- **WHAT TO DO**
Copy all the data exactly, except the pictures.

************

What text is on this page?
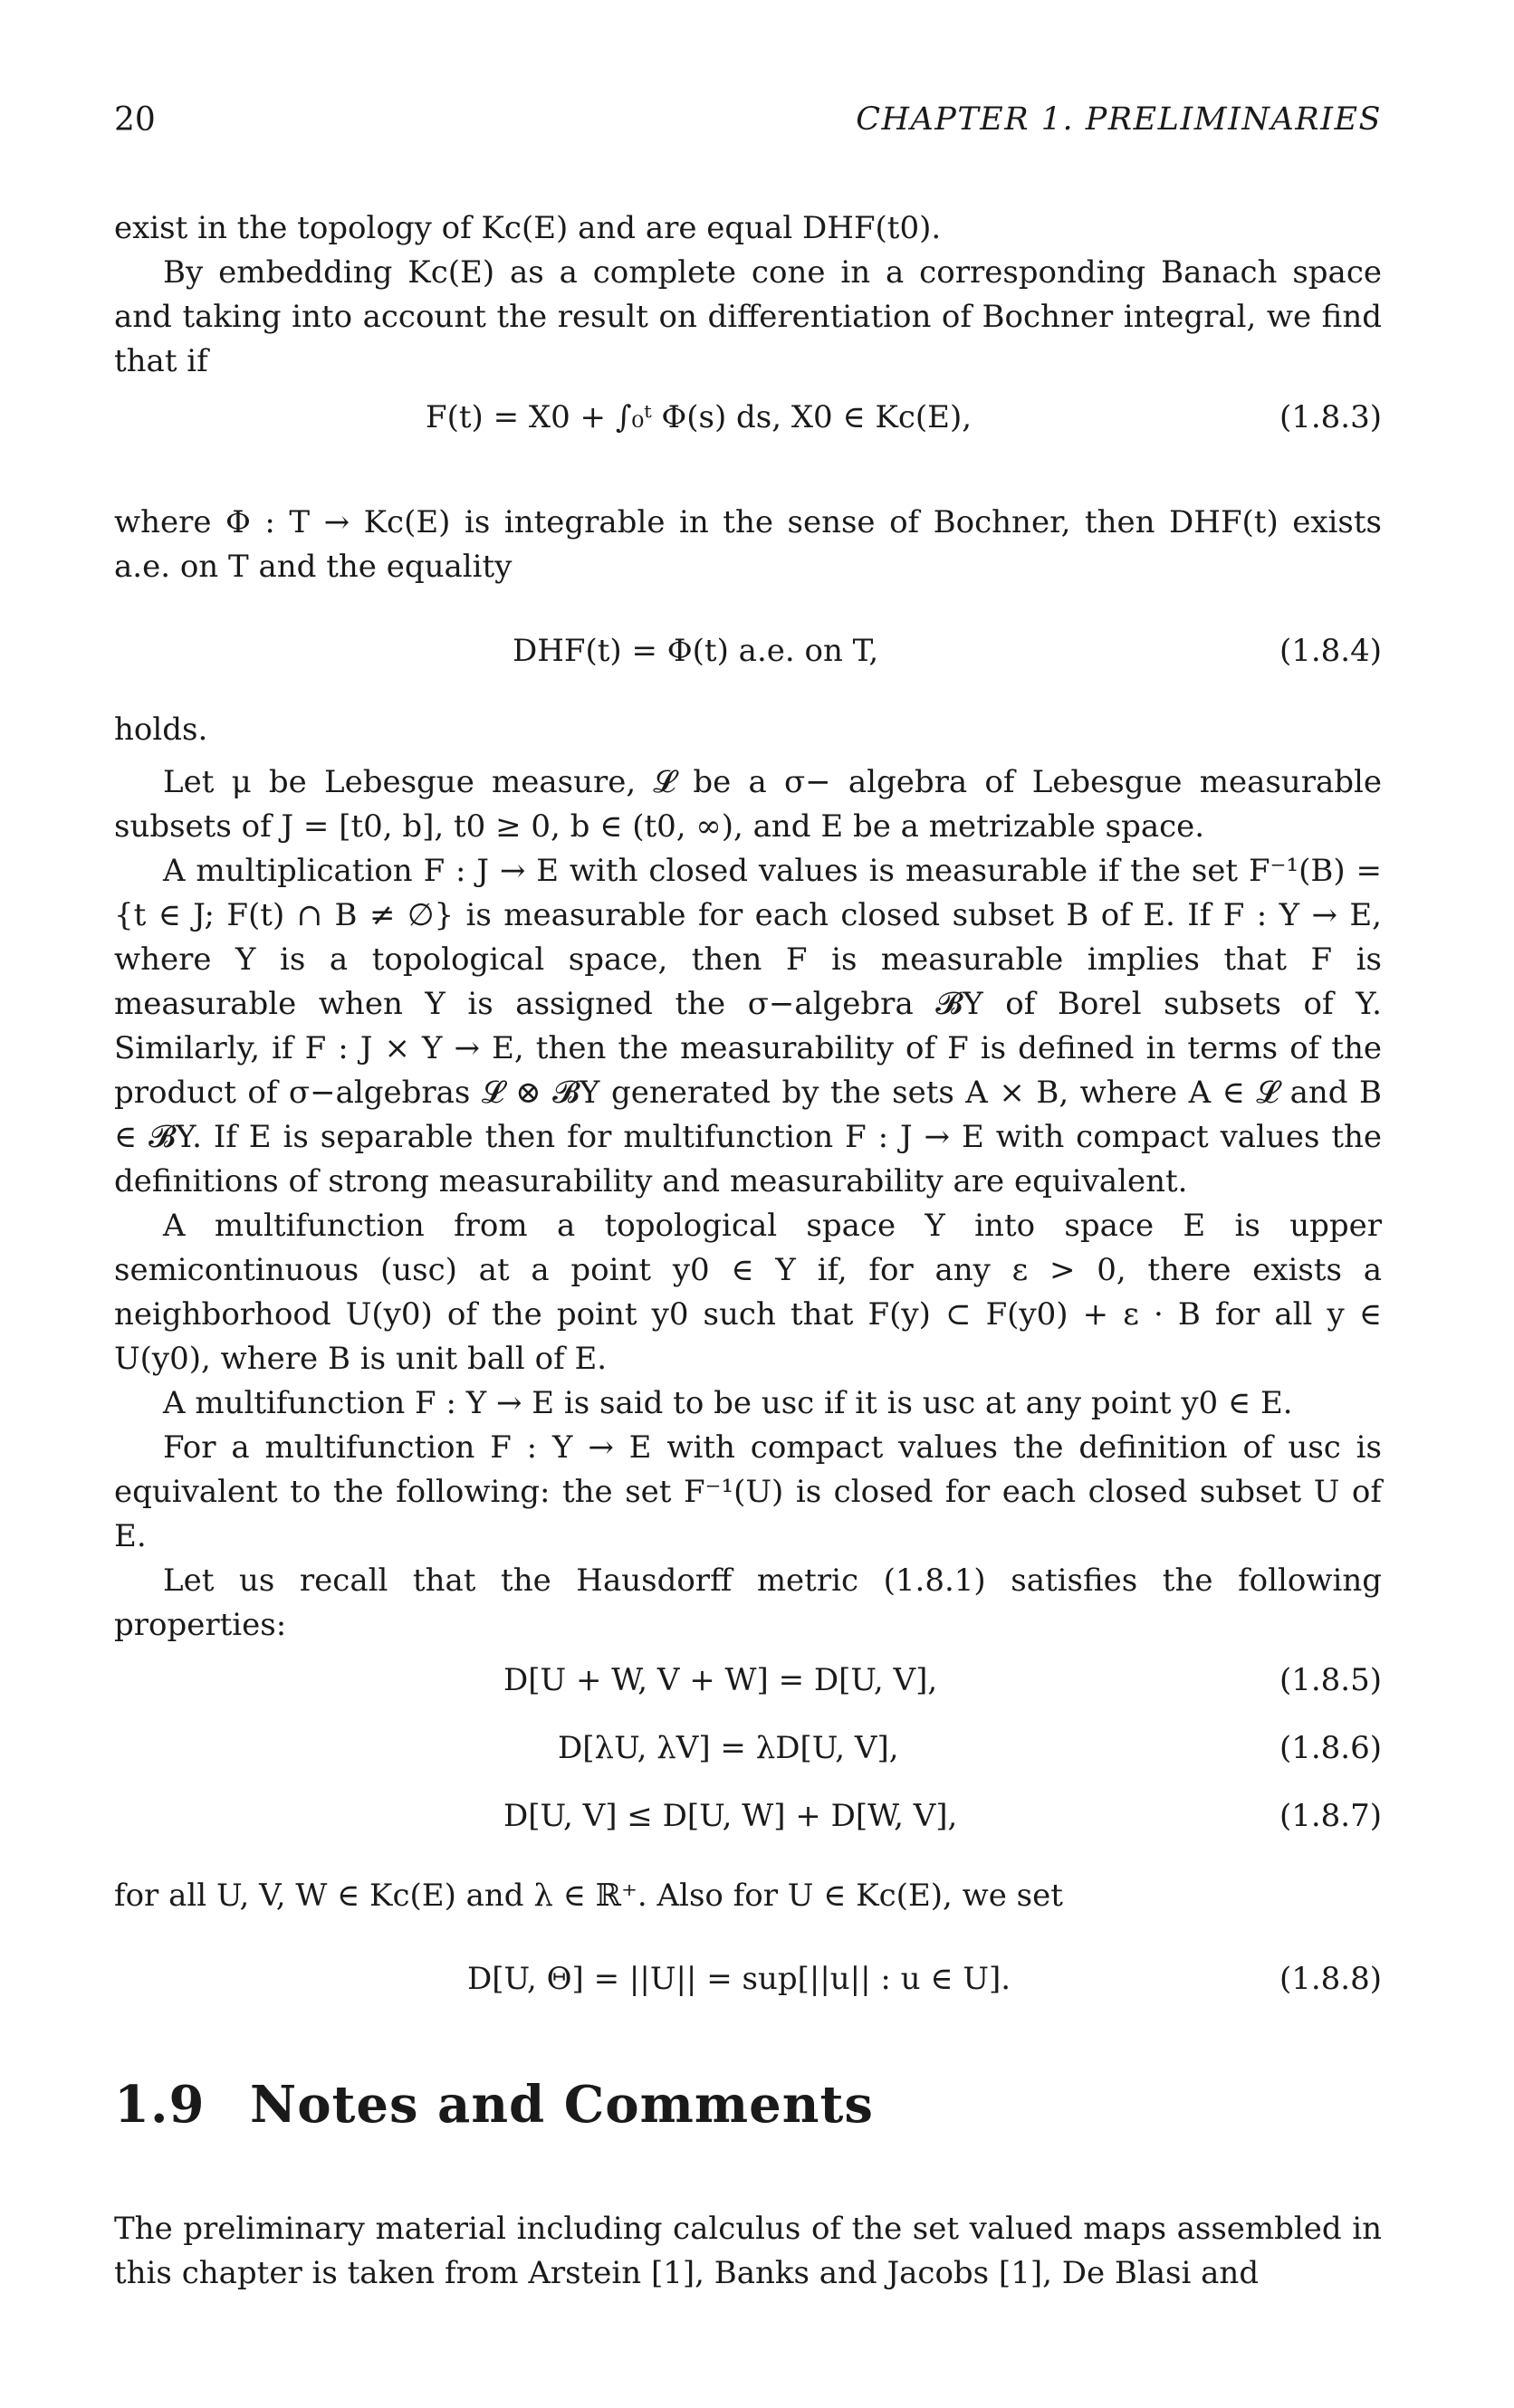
20	CHAPTER 1. PRELIMINARIES
exist in the topology of Kc(E) and are equal DHF(t0).
By embedding Kc(E) as a complete cone in a corresponding Banach space and taking into account the result on differentiation of Bochner integral, we find that if
F(t) = X0 + ∫₀ᵗ Φ(s) ds, X0 ∈ Kc(E),	(1.8.3)
where Φ : T → Kc(E) is integrable in the sense of Bochner, then DHF(t) exists a.e. on T and the equality
DHF(t) = Φ(t) a.e. on T,	(1.8.4)
holds.
Let μ be Lebesgue measure, 𝓛 be a σ− algebra of Lebesgue measurable subsets of J = [t0, b], t0 ≥ 0, b ∈ (t0, ∞), and E be a metrizable space.
A multiplication F : J → E with closed values is measurable if the set F⁻¹(B) = {t ∈ J; F(t) ∩ B ≠ ∅} is measurable for each closed subset B of E. If F : Y → E, where Y is a topological space, then F is measurable implies that F is measurable when Y is assigned the σ−algebra 𝓑Y of Borel subsets of Y. Similarly, if F : J × Y → E, then the measurability of F is defined in terms of the product of σ−algebras 𝓛 ⊗ 𝓑Y generated by the sets A × B, where A ∈ 𝓛 and B ∈ 𝓑Y. If E is separable then for multifunction F : J → E with compact values the definitions of strong measurability and measurability are equivalent.
A multifunction from a topological space Y into space E is upper semicontinuous (usc) at a point y0 ∈ Y if, for any ε > 0, there exists a neighborhood U(y0) of the point y0 such that F(y) ⊂ F(y0) + ε · B for all y ∈ U(y0), where B is unit ball of E.
A multifunction F : Y → E is said to be usc if it is usc at any point y0 ∈ E.
For a multifunction F : Y → E with compact values the definition of usc is equivalent to the following: the set F⁻¹(U) is closed for each closed subset U of E.
Let us recall that the Hausdorff metric (1.8.1) satisfies the following properties:
D[U + W, V + W] = D[U, V],	(1.8.5)
D[λU, λV] = λD[U, V],	(1.8.6)
D[U, V] ≤ D[U, W] + D[W, V],	(1.8.7)
for all U, V, W ∈ Kc(E) and λ ∈ ℝ⁺. Also for U ∈ Kc(E), we set
D[U, Θ] = ||U|| = sup[||u|| : u ∈ U].	(1.8.8)
1.9 Notes and Comments
The preliminary material including calculus of the set valued maps assembled in this chapter is taken from Arstein [1], Banks and Jacobs [1], De Blasi and
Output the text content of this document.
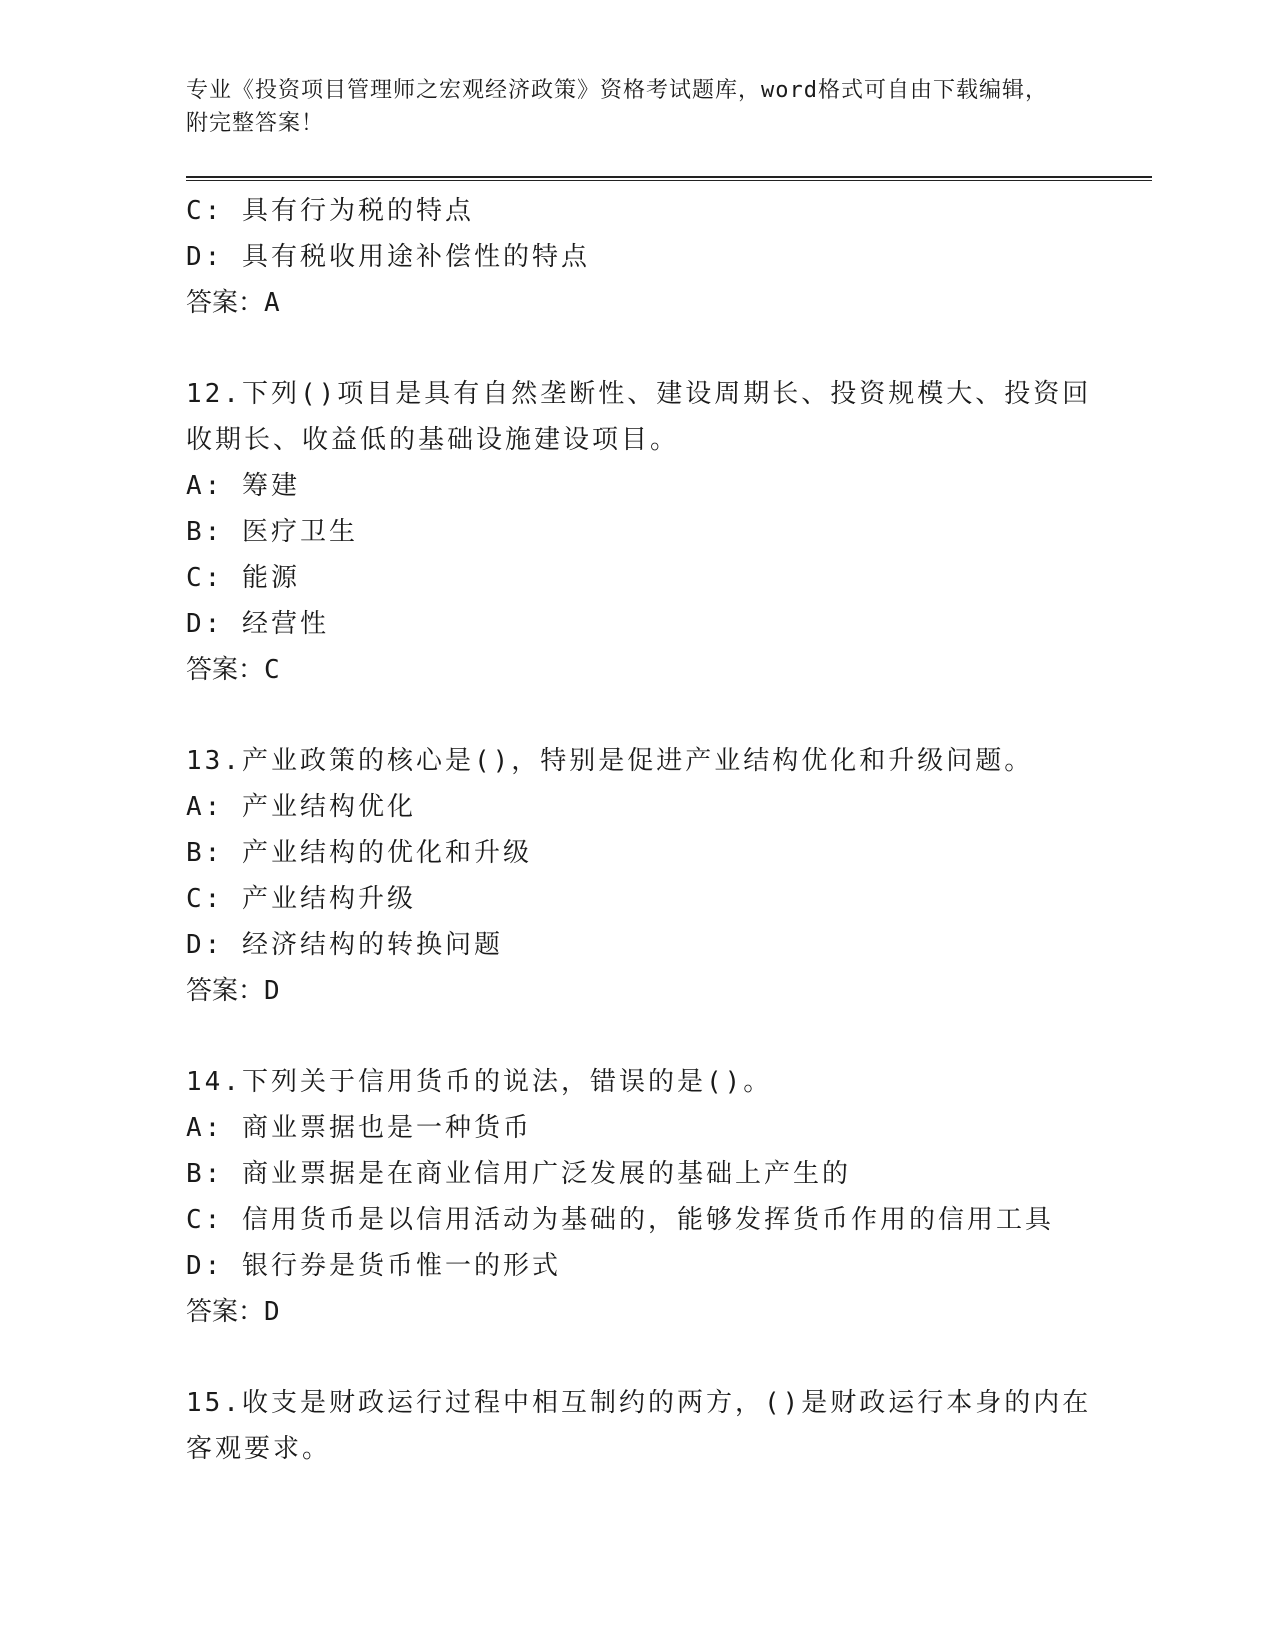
专业《投资项目管理师之宏观经济政策》资格考试题库，word格式可自由下载编辑，附完整答案！
C: 具有行为税的特点
D: 具有税收用途补偿性的特点
答案：A
12.下列()项目是具有自然垄断性、建设周期长、投资规模大、投资回
收期长、收益低的基础设施建设项目。
A: 筹建
B: 医疗卫生
C: 能源
D: 经营性
答案：C
13.产业政策的核心是()，特别是促进产业结构优化和升级问题。
A: 产业结构优化
B: 产业结构的优化和升级
C: 产业结构升级
D: 经济结构的转换问题
答案：D
14.下列关于信用货币的说法，错误的是()。
A: 商业票据也是一种货币
B: 商业票据是在商业信用广泛发展的基础上产生的
C: 信用货币是以信用活动为基础的，能够发挥货币作用的信用工具
D: 银行券是货币惟一的形式
答案：D
15.收支是财政运行过程中相互制约的两方，()是财政运行本身的内在
客观要求。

************

- **EXERCISE ANSWER**
What text is on this page?
20	CHAPTER 1. PRELIMINARIES
exist in the topology of Kc(E) and are equal DHF(t0).
By embedding Kc(E) as a complete cone in a corresponding Banach space and taking into account the result on differentiation of Bochner integral, we find that if
F(t) = X0 + ∫₀ᵗ Φ(s) ds, X0 ∈ Kc(E),	(1.8.3)
where Φ : T → Kc(E) is integrable in the sense of Bochner, then DHF(t) exists a.e. on T and the equality
DHF(t) = Φ(t) a.e. on T,	(1.8.4)
holds.
Let μ be Lebesgue measure, 𝓛 be a σ− algebra of Lebesgue measurable subsets of J = [t0, b], t0 ≥ 0, b ∈ (t0, ∞), and E be a metrizable space.
A multiplication F : J → E with closed values is measurable if the set F⁻¹(B) = {t ∈ J; F(t) ∩ B ≠ ∅} is measurable for each closed subset B of E. If F : Y → E, where Y is a topological space, then F is measurable implies that F is measurable when Y is assigned the σ−algebra 𝓑Y of Borel subsets of Y. Similarly, if F : J × Y → E, then the measurability of F is defined in terms of the product of σ−algebras 𝓛 ⊗ 𝓑Y generated by the sets A × B, where A ∈ 𝓛 and B ∈ 𝓑Y. If E is separable then for multifunction F : J → E with compact values the definitions of strong measurability and measurability are equivalent.
A multifunction from a topological space Y into space E is upper semicontinuous (usc) at a point y0 ∈ Y if, for any ε > 0, there exists a neighborhood U(y0) of the point y0 such that F(y) ⊂ F(y0) + ε · B for all y ∈ U(y0), where B is unit ball of E.
A multifunction F : Y → E is said to be usc if it is usc at any point y0 ∈ E.
For a multifunction F : Y → E with compact values the definition of usc is equivalent to the following: the set F⁻¹(U) is closed for each closed subset U of E.
Let us recall that the Hausdorff metric (1.8.1) satisfies the following properties:
D[U + W, V + W] = D[U, V],	(1.8.5)
D[λU, λV] = λD[U, V],	(1.8.6)
D[U, V] ≤ D[U, W] + D[W, V],	(1.8.7)
for all U, V, W ∈ Kc(E) and λ ∈ ℝ⁺. Also for U ∈ Kc(E), we set
D[U, Θ] = ||U|| = sup[||u|| : u ∈ U].	(1.8.8)
1.9 Notes and Comments
The preliminary material including calculus of the set valued maps assembled in this chapter is taken from Arstein [1], Banks and Jacobs [1], De Blasi and
Output the text content of this document.
专业《投资项目管理师之宏观经济政策》资格考试题库，word格式可自由下载编辑，附完整答案！
C: 具有行为税的特点
D: 具有税收用途补偿性的特点
答案：A
12.下列()项目是具有自然垄断性、建设周期长、投资规模大、投资回
收期长、收益低的基础设施建设项目。
A: 筹建
B: 医疗卫生
C: 能源
D: 经营性
答案：C
13.产业政策的核心是()，特别是促进产业结构优化和升级问题。
A: 产业结构优化
B: 产业结构的优化和升级
C: 产业结构升级
D: 经济结构的转换问题
答案：D
14.下列关于信用货币的说法，错误的是()。
A: 商业票据也是一种货币
B: 商业票据是在商业信用广泛发展的基础上产生的
C: 信用货币是以信用活动为基础的，能够发挥货币作用的信用工具
D: 银行券是货币惟一的形式
答案：D
15.收支是财政运行过程中相互制约的两方，()是财政运行本身的内在
客观要求。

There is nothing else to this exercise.